What the exercise asks — Transcribe the material below exactly as it appears.

Start of Given information

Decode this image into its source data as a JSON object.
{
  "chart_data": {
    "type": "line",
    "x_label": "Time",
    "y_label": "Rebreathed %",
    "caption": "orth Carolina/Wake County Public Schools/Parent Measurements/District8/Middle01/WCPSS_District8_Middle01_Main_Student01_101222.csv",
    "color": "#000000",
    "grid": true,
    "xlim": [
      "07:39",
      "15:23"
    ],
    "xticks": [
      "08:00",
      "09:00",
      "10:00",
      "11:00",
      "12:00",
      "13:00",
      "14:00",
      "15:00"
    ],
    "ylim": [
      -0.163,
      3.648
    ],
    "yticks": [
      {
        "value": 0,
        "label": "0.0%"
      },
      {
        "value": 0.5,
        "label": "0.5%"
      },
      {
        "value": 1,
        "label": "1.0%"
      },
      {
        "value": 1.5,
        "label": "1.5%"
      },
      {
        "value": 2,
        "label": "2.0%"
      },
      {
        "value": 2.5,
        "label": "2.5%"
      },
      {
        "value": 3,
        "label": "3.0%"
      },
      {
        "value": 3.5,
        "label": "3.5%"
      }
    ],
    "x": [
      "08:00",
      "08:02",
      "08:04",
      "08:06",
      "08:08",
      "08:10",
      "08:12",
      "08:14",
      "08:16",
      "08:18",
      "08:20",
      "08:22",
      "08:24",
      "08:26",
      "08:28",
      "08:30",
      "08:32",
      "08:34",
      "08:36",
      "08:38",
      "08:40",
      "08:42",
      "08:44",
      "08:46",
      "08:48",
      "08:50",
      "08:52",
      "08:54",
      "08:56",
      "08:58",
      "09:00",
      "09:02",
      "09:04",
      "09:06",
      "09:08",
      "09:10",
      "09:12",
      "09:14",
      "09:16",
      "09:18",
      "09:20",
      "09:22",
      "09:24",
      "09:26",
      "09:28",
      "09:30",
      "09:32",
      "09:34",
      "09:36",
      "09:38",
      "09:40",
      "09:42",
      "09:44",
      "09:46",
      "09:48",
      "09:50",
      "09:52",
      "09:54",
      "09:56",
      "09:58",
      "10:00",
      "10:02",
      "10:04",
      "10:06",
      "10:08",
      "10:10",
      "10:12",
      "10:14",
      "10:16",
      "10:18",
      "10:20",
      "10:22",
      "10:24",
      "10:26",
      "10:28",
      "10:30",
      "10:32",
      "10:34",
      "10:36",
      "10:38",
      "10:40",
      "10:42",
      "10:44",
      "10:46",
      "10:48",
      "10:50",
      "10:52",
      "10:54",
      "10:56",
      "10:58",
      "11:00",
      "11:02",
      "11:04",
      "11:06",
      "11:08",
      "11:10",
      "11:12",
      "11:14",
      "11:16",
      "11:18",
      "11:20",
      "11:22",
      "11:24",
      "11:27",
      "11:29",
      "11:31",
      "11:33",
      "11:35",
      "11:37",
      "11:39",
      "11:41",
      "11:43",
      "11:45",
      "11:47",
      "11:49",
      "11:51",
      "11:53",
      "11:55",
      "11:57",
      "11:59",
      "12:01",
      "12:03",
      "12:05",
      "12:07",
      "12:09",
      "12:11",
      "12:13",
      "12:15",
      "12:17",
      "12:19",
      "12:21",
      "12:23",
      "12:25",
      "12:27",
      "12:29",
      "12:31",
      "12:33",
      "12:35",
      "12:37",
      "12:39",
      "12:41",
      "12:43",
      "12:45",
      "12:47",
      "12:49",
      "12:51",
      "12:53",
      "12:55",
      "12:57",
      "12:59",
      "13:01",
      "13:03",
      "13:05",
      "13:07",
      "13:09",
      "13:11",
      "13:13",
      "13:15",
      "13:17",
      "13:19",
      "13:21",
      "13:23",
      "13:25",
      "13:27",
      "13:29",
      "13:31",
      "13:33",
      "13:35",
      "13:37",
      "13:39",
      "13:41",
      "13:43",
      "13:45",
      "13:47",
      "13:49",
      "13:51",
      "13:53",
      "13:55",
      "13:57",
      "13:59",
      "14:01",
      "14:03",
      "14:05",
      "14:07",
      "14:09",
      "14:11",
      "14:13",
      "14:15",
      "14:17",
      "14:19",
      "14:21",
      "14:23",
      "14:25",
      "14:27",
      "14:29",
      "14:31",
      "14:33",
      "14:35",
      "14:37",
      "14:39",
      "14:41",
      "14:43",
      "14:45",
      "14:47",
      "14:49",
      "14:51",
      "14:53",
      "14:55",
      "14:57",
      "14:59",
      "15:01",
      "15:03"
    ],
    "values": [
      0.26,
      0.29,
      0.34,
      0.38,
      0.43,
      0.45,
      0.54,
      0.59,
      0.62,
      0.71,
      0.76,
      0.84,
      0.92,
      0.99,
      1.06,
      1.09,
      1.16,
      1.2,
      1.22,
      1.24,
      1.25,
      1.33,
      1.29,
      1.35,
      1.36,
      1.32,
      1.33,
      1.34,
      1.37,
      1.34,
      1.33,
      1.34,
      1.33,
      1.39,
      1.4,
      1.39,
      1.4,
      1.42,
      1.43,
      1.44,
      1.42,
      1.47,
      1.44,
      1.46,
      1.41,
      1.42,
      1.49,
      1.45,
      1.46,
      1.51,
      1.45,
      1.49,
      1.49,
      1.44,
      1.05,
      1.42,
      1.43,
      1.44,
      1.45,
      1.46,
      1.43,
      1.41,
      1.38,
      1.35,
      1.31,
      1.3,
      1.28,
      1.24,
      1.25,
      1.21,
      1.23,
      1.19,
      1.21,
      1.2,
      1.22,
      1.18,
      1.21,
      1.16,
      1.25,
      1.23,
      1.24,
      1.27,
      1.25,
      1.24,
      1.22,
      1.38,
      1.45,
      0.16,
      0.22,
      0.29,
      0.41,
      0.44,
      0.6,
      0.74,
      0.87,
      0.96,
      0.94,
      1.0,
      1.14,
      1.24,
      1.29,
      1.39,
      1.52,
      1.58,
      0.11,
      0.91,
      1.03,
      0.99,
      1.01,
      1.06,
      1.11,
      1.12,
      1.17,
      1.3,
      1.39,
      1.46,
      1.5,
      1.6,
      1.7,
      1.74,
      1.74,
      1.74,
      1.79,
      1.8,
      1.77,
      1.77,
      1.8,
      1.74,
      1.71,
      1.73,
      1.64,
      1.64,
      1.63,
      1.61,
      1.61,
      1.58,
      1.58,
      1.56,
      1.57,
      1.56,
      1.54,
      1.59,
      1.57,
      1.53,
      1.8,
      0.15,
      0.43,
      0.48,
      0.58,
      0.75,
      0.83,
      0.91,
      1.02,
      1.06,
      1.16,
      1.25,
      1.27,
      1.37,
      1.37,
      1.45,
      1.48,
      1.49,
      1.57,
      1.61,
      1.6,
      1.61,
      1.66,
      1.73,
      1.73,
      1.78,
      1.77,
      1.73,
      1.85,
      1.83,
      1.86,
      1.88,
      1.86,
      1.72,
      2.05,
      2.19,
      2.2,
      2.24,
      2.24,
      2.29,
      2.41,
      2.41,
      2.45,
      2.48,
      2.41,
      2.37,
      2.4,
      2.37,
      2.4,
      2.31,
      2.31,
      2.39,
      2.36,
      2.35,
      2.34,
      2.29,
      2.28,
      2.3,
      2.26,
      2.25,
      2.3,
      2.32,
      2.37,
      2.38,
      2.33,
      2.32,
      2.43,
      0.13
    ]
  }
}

End of Given information

Solution to this task —
Decode this image into its source data as a JSON object.
{
  "chart_data": {
    "type": "line",
    "x_label": "Time",
    "y_label": "Rebreathed %",
    "caption": "orth Carolina/Wake County Public Schools/Parent Measurements/District8/Middle01/WCPSS_District8_Middle01_Main_Student01_101222.csv",
    "color": "#000000",
    "grid": true,
    "xlim": [
      "07:39",
      "15:23"
    ],
    "xticks": [
      "08:00",
      "09:00",
      "10:00",
      "11:00",
      "12:00",
      "13:00",
      "14:00",
      "15:00"
    ],
    "ylim": [
      -0.163,
      3.648
    ],
    "yticks": [
      {
        "value": 0,
        "label": "0.0%"
      },
      {
        "value": 0.5,
        "label": "0.5%"
      },
      {
        "value": 1,
        "label": "1.0%"
      },
      {
        "value": 1.5,
        "label": "1.5%"
      },
      {
        "value": 2,
        "label": "2.0%"
      },
      {
        "value": 2.5,
        "label": "2.5%"
      },
      {
        "value": 3,
        "label": "3.0%"
      },
      {
        "value": 3.5,
        "label": "3.5%"
      }
    ],
    "x": [
      "08:00",
      "08:02",
      "08:04",
      "08:06",
      "08:08",
      "08:10",
      "08:12",
      "08:14",
      "08:16",
      "08:18",
      "08:20",
      "08:22",
      "08:24",
      "08:26",
      "08:28",
      "08:30",
      "08:32",
      "08:34",
      "08:36",
      "08:38",
      "08:40",
      "08:42",
      "08:44",
      "08:46",
      "08:48",
      "08:50",
      "08:52",
      "08:54",
      "08:56",
      "08:58",
      "09:00",
      "09:02",
      "09:04",
      "09:06",
      "09:08",
      "09:10",
      "09:12",
      "09:14",
      "09:16",
      "09:18",
      "09:20",
      "09:22",
      "09:24",
      "09:26",
      "09:28",
      "09:30",
      "09:32",
      "09:34",
      "09:36",
      "09:38",
      "09:40",
      "09:42",
      "09:44",
      "09:46",
      "09:48",
      "09:50",
      "09:52",
      "09:54",
      "09:56",
      "09:58",
      "10:00",
      "10:02",
      "10:04",
      "10:06",
      "10:08",
      "10:10",
      "10:12",
      "10:14",
      "10:16",
      "10:18",
      "10:20",
      "10:22",
      "10:24",
      "10:26",
      "10:28",
      "10:30",
      "10:32",
      "10:34",
      "10:36",
      "10:38",
      "10:40",
      "10:42",
      "10:44",
      "10:46",
      "10:48",
      "10:50",
      "10:52",
      "10:54",
      "10:56",
      "10:58",
      "11:00",
      "11:02",
      "11:04",
      "11:06",
      "11:08",
      "11:10",
      "11:12",
      "11:14",
      "11:16",
      "11:18",
      "11:20",
      "11:22",
      "11:24",
      "11:27",
      "11:29",
      "11:31",
      "11:33",
      "11:35",
      "11:37",
      "11:39",
      "11:41",
      "11:43",
      "11:45",
      "11:47",
      "11:49",
      "11:51",
      "11:53",
      "11:55",
      "11:57",
      "11:59",
      "12:01",
      "12:03",
      "12:05",
      "12:07",
      "12:09",
      "12:11",
      "12:13",
      "12:15",
      "12:17",
      "12:19",
      "12:21",
      "12:23",
      "12:25",
      "12:27",
      "12:29",
      "12:31",
      "12:33",
      "12:35",
      "12:37",
      "12:39",
      "12:41",
      "12:43",
      "12:45",
      "12:47",
      "12:49",
      "12:51",
      "12:53",
      "12:55",
      "12:57",
      "12:59",
      "13:01",
      "13:03",
      "13:05",
      "13:07",
      "13:09",
      "13:11",
      "13:13",
      "13:15",
      "13:17",
      "13:19",
      "13:21",
      "13:23",
      "13:25",
      "13:27",
      "13:29",
      "13:31",
      "13:33",
      "13:35",
      "13:37",
      "13:39",
      "13:41",
      "13:43",
      "13:45",
      "13:47",
      "13:49",
      "13:51",
      "13:53",
      "13:55",
      "13:57",
      "13:59",
      "14:01",
      "14:03",
      "14:05",
      "14:07",
      "14:09",
      "14:11",
      "14:13",
      "14:15",
      "14:17",
      "14:19",
      "14:21",
      "14:23",
      "14:25",
      "14:27",
      "14:29",
      "14:31",
      "14:33",
      "14:35",
      "14:37",
      "14:39",
      "14:41",
      "14:43",
      "14:45",
      "14:47",
      "14:49",
      "14:51",
      "14:53",
      "14:55",
      "14:57",
      "14:59",
      "15:01",
      "15:03"
    ],
    "values": [
      0.26,
      0.29,
      0.34,
      0.38,
      0.43,
      0.45,
      0.54,
      0.59,
      0.62,
      0.71,
      0.76,
      0.84,
      0.92,
      0.99,
      1.06,
      1.09,
      1.16,
      1.2,
      1.22,
      1.24,
      1.25,
      1.33,
      1.29,
      1.35,
      1.36,
      1.32,
      1.33,
      1.34,
      1.37,
      1.34,
      1.33,
      1.34,
      1.33,
      1.39,
      1.4,
      1.39,
      1.4,
      1.42,
      1.43,
      1.44,
      1.42,
      1.47,
      1.44,
      1.46,
      1.41,
      1.42,
      1.49,
      1.45,
      1.46,
      1.51,
      1.45,
      1.49,
      1.49,
      1.44,
      1.05,
      1.42,
      1.43,
      1.44,
      1.45,
      1.46,
      1.43,
      1.41,
      1.38,
      1.35,
      1.31,
      1.3,
      1.28,
      1.24,
      1.25,
      1.21,
      1.23,
      1.19,
      1.21,
      1.2,
      1.22,
      1.18,
      1.21,
      1.16,
      1.25,
      1.23,
      1.24,
      1.27,
      1.25,
      1.24,
      1.22,
      1.38,
      1.45,
      0.16,
      0.22,
      0.29,
      0.41,
      0.44,
      0.6,
      0.74,
      0.87,
      0.96,
      0.94,
      1.0,
      1.14,
      1.24,
      1.29,
      1.39,
      1.52,
      1.58,
      0.11,
      0.91,
      1.03,
      0.99,
      1.01,
      1.06,
      1.11,
      1.12,
      1.17,
      1.3,
      1.39,
      1.46,
      1.5,
      1.6,
      1.7,
      1.74,
      1.74,
      1.74,
      1.79,
      1.8,
      1.77,
      1.77,
      1.8,
      1.74,
      1.71,
      1.73,
      1.64,
      1.64,
      1.63,
      1.61,
      1.61,
      1.58,
      1.58,
      1.56,
      1.57,
      1.56,
      1.54,
      1.59,
      1.57,
      1.53,
      1.8,
      0.15,
      0.43,
      0.48,
      0.58,
      0.75,
      0.83,
      0.91,
      1.02,
      1.06,
      1.16,
      1.25,
      1.27,
      1.37,
      1.37,
      1.45,
      1.48,
      1.49,
      1.57,
      1.61,
      1.6,
      1.61,
      1.66,
      1.73,
      1.73,
      1.78,
      1.77,
      1.73,
      1.85,
      1.83,
      1.86,
      1.88,
      1.86,
      1.72,
      2.05,
      2.19,
      2.2,
      2.24,
      2.24,
      2.29,
      2.41,
      2.41,
      2.45,
      2.48,
      2.41,
      2.37,
      2.4,
      2.37,
      2.4,
      2.31,
      2.31,
      2.39,
      2.36,
      2.35,
      2.34,
      2.29,
      2.28,
      2.3,
      2.26,
      2.25,
      2.3,
      2.32,
      2.37,
      2.38,
      2.33,
      2.32,
      2.43,
      0.13
    ]
  }
}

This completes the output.